REQUEST>
Write out the full listing again, exactly as it stands.

AVAILABLE DATA>
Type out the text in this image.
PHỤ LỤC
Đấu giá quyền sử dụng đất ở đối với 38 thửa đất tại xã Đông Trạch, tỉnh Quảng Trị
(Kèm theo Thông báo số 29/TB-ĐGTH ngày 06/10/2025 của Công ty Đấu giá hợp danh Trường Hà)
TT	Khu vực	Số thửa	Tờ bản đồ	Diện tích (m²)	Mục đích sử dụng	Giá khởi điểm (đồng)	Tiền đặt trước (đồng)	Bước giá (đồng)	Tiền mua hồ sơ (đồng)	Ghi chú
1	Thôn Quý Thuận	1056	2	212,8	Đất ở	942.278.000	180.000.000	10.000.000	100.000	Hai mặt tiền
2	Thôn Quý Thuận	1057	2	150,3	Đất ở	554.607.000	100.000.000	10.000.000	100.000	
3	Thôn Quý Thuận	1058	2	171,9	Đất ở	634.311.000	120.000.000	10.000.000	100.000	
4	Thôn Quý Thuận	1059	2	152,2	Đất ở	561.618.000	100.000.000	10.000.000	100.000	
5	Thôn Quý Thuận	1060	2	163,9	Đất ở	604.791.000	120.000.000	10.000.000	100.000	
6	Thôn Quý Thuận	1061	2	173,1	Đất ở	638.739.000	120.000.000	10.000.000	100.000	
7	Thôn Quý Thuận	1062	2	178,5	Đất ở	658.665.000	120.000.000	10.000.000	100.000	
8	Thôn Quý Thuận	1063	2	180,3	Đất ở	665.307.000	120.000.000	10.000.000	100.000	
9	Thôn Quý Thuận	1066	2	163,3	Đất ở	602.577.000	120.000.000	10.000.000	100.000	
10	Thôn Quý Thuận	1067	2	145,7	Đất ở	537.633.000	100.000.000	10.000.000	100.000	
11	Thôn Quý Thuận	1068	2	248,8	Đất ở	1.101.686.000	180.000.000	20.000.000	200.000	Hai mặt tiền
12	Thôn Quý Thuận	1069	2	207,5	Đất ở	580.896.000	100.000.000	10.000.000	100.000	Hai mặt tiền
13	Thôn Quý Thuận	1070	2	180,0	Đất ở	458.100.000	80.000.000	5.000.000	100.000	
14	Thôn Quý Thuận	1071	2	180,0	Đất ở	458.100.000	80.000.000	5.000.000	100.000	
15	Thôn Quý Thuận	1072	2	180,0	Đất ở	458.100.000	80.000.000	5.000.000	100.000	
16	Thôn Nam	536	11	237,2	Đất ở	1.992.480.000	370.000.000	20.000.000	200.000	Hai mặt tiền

EXERCISE ANSWER>
Type out the text in this image.
PHỤ LỤC
Đấu giá quyền sử dụng đất ở đối với 38 thửa đất tại xã Đông Trạch, tỉnh Quảng Trị
(Kèm theo Thông báo số 29/TB-ĐGTH ngày 06/10/2025 của Công ty Đấu giá hợp danh Trường Hà)
TT	Khu vực	Số thửa	Tờ bản đồ	Diện tích (m²)	Mục đích sử dụng	Giá khởi điểm (đồng)	Tiền đặt trước (đồng)	Bước giá (đồng)	Tiền mua hồ sơ (đồng)	Ghi chú
1	Thôn Quý Thuận	1056	2	212,8	Đất ở	942.278.000	180.000.000	10.000.000	100.000	Hai mặt tiền
2	Thôn Quý Thuận	1057	2	150,3	Đất ở	554.607.000	100.000.000	10.000.000	100.000	
3	Thôn Quý Thuận	1058	2	171,9	Đất ở	634.311.000	120.000.000	10.000.000	100.000	
4	Thôn Quý Thuận	1059	2	152,2	Đất ở	561.618.000	100.000.000	10.000.000	100.000	
5	Thôn Quý Thuận	1060	2	163,9	Đất ở	604.791.000	120.000.000	10.000.000	100.000	
6	Thôn Quý Thuận	1061	2	173,1	Đất ở	638.739.000	120.000.000	10.000.000	100.000	
7	Thôn Quý Thuận	1062	2	178,5	Đất ở	658.665.000	120.000.000	10.000.000	100.000	
8	Thôn Quý Thuận	1063	2	180,3	Đất ở	665.307.000	120.000.000	10.000.000	100.000	
9	Thôn Quý Thuận	1066	2	163,3	Đất ở	602.577.000	120.000.000	10.000.000	100.000	
10	Thôn Quý Thuận	1067	2	145,7	Đất ở	537.633.000	100.000.000	10.000.000	100.000	
11	Thôn Quý Thuận	1068	2	248,8	Đất ở	1.101.686.000	180.000.000	20.000.000	200.000	Hai mặt tiền
12	Thôn Quý Thuận	1069	2	207,5	Đất ở	580.896.000	100.000.000	10.000.000	100.000	Hai mặt tiền
13	Thôn Quý Thuận	1070	2	180,0	Đất ở	458.100.000	80.000.000	5.000.000	100.000	
14	Thôn Quý Thuận	1071	2	180,0	Đất ở	458.100.000	80.000.000	5.000.000	100.000	
15	Thôn Quý Thuận	1072	2	180,0	Đất ở	458.100.000	80.000.000	5.000.000	100.000	
16	Thôn Nam	536	11	237,2	Đất ở	1.992.480.000	370.000.000	20.000.000	200.000	Hai mặt tiền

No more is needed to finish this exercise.